_YOUR GOAL_.
Switch every "Event Log" in the entries below to "Notifications", and reproduce all the lines with nothing else altered.

_MATERIAL FOR THIS EXERCISE_.
━━━

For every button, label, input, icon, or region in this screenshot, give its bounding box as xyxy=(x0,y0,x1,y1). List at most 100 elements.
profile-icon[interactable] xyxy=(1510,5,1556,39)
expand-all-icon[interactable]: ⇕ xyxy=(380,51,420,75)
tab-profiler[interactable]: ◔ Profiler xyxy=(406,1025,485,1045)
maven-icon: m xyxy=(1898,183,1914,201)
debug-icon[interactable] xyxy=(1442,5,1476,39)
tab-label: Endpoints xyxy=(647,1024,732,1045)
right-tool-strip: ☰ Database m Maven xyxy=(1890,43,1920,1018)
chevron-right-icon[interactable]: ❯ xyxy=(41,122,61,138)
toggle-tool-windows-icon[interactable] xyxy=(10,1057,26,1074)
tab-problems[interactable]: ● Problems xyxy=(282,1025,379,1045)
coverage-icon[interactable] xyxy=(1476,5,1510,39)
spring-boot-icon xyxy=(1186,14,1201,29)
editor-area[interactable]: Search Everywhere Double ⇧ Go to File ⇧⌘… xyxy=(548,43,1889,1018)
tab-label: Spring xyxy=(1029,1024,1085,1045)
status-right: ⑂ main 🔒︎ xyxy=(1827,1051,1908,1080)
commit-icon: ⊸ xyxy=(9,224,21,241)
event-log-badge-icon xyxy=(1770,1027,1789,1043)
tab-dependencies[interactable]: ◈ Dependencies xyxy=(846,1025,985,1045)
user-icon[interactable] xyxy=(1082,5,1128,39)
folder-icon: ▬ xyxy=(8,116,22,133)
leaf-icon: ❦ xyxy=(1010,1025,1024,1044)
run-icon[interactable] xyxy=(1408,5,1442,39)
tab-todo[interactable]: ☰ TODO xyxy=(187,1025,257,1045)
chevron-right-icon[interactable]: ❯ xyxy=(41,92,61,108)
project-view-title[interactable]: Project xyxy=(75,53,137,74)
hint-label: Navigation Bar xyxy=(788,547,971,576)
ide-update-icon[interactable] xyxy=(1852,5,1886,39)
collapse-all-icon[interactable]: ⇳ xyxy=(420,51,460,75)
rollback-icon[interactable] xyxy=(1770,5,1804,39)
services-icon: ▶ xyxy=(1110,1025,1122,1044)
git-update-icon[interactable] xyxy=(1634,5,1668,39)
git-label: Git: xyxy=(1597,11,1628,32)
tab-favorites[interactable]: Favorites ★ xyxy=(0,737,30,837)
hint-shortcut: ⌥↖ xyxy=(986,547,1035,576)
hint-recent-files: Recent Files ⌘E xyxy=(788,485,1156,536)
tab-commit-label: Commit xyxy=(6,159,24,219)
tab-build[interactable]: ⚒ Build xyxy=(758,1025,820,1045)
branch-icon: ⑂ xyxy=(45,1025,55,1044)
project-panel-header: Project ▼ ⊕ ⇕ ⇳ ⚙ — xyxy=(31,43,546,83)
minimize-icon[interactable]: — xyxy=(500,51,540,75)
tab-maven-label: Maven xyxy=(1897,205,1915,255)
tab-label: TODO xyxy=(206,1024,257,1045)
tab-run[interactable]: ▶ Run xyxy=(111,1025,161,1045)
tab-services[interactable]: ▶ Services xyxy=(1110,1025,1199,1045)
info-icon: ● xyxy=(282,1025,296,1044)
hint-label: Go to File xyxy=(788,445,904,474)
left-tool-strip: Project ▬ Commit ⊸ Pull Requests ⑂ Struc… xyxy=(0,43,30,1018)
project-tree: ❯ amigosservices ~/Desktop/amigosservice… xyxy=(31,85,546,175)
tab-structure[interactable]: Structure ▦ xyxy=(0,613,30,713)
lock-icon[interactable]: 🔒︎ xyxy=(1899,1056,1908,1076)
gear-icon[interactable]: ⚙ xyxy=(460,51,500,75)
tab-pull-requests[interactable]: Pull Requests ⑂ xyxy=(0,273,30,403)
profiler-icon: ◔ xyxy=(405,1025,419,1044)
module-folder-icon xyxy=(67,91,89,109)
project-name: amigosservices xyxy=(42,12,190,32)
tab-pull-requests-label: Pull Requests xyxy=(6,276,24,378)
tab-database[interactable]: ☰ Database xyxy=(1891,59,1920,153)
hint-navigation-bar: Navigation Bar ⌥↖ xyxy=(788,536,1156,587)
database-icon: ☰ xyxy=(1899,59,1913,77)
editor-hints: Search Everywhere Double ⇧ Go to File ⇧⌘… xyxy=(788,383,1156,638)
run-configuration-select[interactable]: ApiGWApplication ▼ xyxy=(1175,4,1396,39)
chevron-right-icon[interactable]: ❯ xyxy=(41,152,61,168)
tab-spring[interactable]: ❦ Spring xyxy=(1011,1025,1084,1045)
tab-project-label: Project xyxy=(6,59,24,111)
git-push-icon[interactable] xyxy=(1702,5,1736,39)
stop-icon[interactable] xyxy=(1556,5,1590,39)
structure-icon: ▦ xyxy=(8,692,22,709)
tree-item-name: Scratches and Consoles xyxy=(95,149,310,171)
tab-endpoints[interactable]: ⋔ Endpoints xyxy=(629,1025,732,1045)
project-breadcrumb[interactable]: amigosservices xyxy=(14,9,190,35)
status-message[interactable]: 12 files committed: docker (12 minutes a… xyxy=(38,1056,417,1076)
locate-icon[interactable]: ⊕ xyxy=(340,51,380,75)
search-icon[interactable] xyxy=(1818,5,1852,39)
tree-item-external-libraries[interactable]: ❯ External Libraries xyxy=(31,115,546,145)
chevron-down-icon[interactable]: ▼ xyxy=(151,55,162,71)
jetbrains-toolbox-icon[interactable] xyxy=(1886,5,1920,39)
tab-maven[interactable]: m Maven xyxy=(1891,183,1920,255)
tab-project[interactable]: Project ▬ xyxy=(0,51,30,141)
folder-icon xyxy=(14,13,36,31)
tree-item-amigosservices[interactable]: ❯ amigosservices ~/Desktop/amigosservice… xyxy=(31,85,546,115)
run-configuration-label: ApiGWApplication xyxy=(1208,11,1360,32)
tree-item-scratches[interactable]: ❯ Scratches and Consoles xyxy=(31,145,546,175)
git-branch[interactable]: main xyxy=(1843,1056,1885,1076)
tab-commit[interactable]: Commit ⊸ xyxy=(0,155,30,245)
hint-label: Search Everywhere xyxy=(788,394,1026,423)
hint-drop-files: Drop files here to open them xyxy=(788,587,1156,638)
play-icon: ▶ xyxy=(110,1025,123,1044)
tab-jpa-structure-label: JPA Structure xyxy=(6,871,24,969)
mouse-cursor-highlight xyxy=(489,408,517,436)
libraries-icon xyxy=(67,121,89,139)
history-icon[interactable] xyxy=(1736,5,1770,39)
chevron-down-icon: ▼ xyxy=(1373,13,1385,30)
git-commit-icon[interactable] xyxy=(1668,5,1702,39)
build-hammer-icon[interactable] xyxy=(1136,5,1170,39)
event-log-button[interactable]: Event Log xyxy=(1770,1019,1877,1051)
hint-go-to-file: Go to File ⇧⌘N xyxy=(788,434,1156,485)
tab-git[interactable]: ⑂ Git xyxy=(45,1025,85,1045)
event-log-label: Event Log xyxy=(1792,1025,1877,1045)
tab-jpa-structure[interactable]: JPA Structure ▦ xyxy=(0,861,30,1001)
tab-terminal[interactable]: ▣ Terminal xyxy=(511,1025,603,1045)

━━━

_TASK OUTPUT_.
For every button, label, input, icon, or region in this screenshot, give its bounding box as xyxy=(x0,y0,x1,y1). List at most 100 elements.
profile-icon[interactable] xyxy=(1510,5,1556,39)
expand-all-icon[interactable]: ⇕ xyxy=(380,51,420,75)
tab-profiler[interactable]: ◔ Profiler xyxy=(406,1025,485,1045)
maven-icon: m xyxy=(1898,183,1914,201)
debug-icon[interactable] xyxy=(1442,5,1476,39)
tab-label: Endpoints xyxy=(647,1024,732,1045)
right-tool-strip: ☰ Database m Maven xyxy=(1890,43,1920,1018)
chevron-right-icon[interactable]: ❯ xyxy=(41,122,61,138)
toggle-tool-windows-icon[interactable] xyxy=(10,1057,26,1074)
tab-problems[interactable]: ● Problems xyxy=(282,1025,379,1045)
coverage-icon[interactable] xyxy=(1476,5,1510,39)
spring-boot-icon xyxy=(1186,14,1201,29)
editor-area[interactable]: Search Everywhere Double ⇧ Go to File ⇧⌘… xyxy=(548,43,1889,1018)
tab-label: Spring xyxy=(1029,1024,1085,1045)
status-right: ⑂ main 🔒︎ xyxy=(1827,1051,1908,1080)
commit-icon: ⊸ xyxy=(9,224,21,241)
event-log-badge-icon xyxy=(1770,1027,1789,1043)
tab-dependencies[interactable]: ◈ Dependencies xyxy=(846,1025,985,1045)
user-icon[interactable] xyxy=(1082,5,1128,39)
folder-icon: ▬ xyxy=(8,116,22,133)
leaf-icon: ❦ xyxy=(1010,1025,1024,1044)
run-icon[interactable] xyxy=(1408,5,1442,39)
tab-todo[interactable]: ☰ TODO xyxy=(187,1025,257,1045)
chevron-right-icon[interactable]: ❯ xyxy=(41,92,61,108)
project-view-title[interactable]: Project xyxy=(75,53,137,74)
hint-label: Navigation Bar xyxy=(788,547,971,576)
ide-update-icon[interactable] xyxy=(1852,5,1886,39)
collapse-all-icon[interactable]: ⇳ xyxy=(420,51,460,75)
rollback-icon[interactable] xyxy=(1770,5,1804,39)
services-icon: ▶ xyxy=(1110,1025,1122,1044)
git-update-icon[interactable] xyxy=(1634,5,1668,39)
git-label: Git: xyxy=(1597,11,1628,32)
tab-favorites[interactable]: Favorites ★ xyxy=(0,737,30,837)
hint-shortcut: ⌥↖ xyxy=(986,547,1035,576)
hint-recent-files: Recent Files ⌘E xyxy=(788,485,1156,536)
tab-commit-label: Commit xyxy=(6,159,24,219)
tab-build[interactable]: ⚒ Build xyxy=(758,1025,820,1045)
branch-icon: ⑂ xyxy=(45,1025,55,1044)
project-panel-header: Project ▼ ⊕ ⇕ ⇳ ⚙ — xyxy=(31,43,546,83)
minimize-icon[interactable]: — xyxy=(500,51,540,75)
tab-maven-label: Maven xyxy=(1897,205,1915,255)
tab-label: TODO xyxy=(206,1024,257,1045)
tab-run[interactable]: ▶ Run xyxy=(111,1025,161,1045)
tab-services[interactable]: ▶ Services xyxy=(1110,1025,1199,1045)
info-icon: ● xyxy=(282,1025,296,1044)
hint-label: Go to File xyxy=(788,445,904,474)
left-tool-strip: Project ▬ Commit ⊸ Pull Requests ⑂ Struc… xyxy=(0,43,30,1018)
project-tree: ❯ amigosservices ~/Desktop/amigosservice… xyxy=(31,85,546,175)
tab-structure[interactable]: Structure ▦ xyxy=(0,613,30,713)
lock-icon[interactable]: 🔒︎ xyxy=(1899,1056,1908,1076)
gear-icon[interactable]: ⚙ xyxy=(460,51,500,75)
tab-pull-requests[interactable]: Pull Requests ⑂ xyxy=(0,273,30,403)
profiler-icon: ◔ xyxy=(405,1025,419,1044)
module-folder-icon xyxy=(67,91,89,109)
project-name: amigosservices xyxy=(42,12,190,32)
tab-pull-requests-label: Pull Requests xyxy=(6,276,24,378)
tab-database[interactable]: ☰ Database xyxy=(1891,59,1920,153)
hint-navigation-bar: Navigation Bar ⌥↖ xyxy=(788,536,1156,587)
database-icon: ☰ xyxy=(1899,59,1913,77)
editor-hints: Search Everywhere Double ⇧ Go to File ⇧⌘… xyxy=(788,383,1156,638)
run-configuration-select[interactable]: ApiGWApplication ▼ xyxy=(1175,4,1396,39)
chevron-right-icon[interactable]: ❯ xyxy=(41,152,61,168)
tab-spring[interactable]: ❦ Spring xyxy=(1011,1025,1084,1045)
tab-project-label: Project xyxy=(6,59,24,111)
git-push-icon[interactable] xyxy=(1702,5,1736,39)
stop-icon[interactable] xyxy=(1556,5,1590,39)
structure-icon: ▦ xyxy=(8,692,22,709)
tree-item-name: Scratches and Consoles xyxy=(95,149,310,171)
tab-endpoints[interactable]: ⋔ Endpoints xyxy=(629,1025,732,1045)
project-breadcrumb[interactable]: amigosservices xyxy=(14,9,190,35)
status-message[interactable]: 12 files committed: docker (12 minutes a… xyxy=(38,1056,417,1076)
locate-icon[interactable]: ⊕ xyxy=(340,51,380,75)
search-icon[interactable] xyxy=(1818,5,1852,39)
tree-item-external-libraries[interactable]: ❯ External Libraries xyxy=(31,115,546,145)
chevron-down-icon[interactable]: ▼ xyxy=(151,55,162,71)
jetbrains-toolbox-icon[interactable] xyxy=(1886,5,1920,39)
tab-maven[interactable]: m Maven xyxy=(1891,183,1920,255)
tab-project[interactable]: Project ▬ xyxy=(0,51,30,141)
folder-icon xyxy=(14,13,36,31)
tree-item-amigosservices[interactable]: ❯ amigosservices ~/Desktop/amigosservice… xyxy=(31,85,546,115)
run-configuration-label: ApiGWApplication xyxy=(1208,11,1360,32)
tree-item-scratches[interactable]: ❯ Scratches and Consoles xyxy=(31,145,546,175)
git-branch[interactable]: main xyxy=(1843,1056,1885,1076)
tab-commit[interactable]: Commit ⊸ xyxy=(0,155,30,245)
hint-label: Search Everywhere xyxy=(788,394,1026,423)
hint-drop-files: Drop files here to open them xyxy=(788,587,1156,638)
play-icon: ▶ xyxy=(110,1025,123,1044)
tab-jpa-structure-label: JPA Structure xyxy=(6,871,24,969)
mouse-cursor-highlight xyxy=(489,408,517,436)
libraries-icon xyxy=(67,121,89,139)
history-icon[interactable] xyxy=(1736,5,1770,39)
chevron-down-icon: ▼ xyxy=(1373,13,1385,30)
git-commit-icon[interactable] xyxy=(1668,5,1702,39)
build-hammer-icon[interactable] xyxy=(1136,5,1170,39)
event-log-button[interactable]: Notifications xyxy=(1770,1019,1877,1051)
hint-go-to-file: Go to File ⇧⌘N xyxy=(788,434,1156,485)
tab-git[interactable]: ⑂ Git xyxy=(45,1025,85,1045)
event-log-label: Notifications xyxy=(1792,1025,1877,1045)
tab-jpa-structure[interactable]: JPA Structure ▦ xyxy=(0,861,30,1001)
tab-terminal[interactable]: ▣ Terminal xyxy=(511,1025,603,1045)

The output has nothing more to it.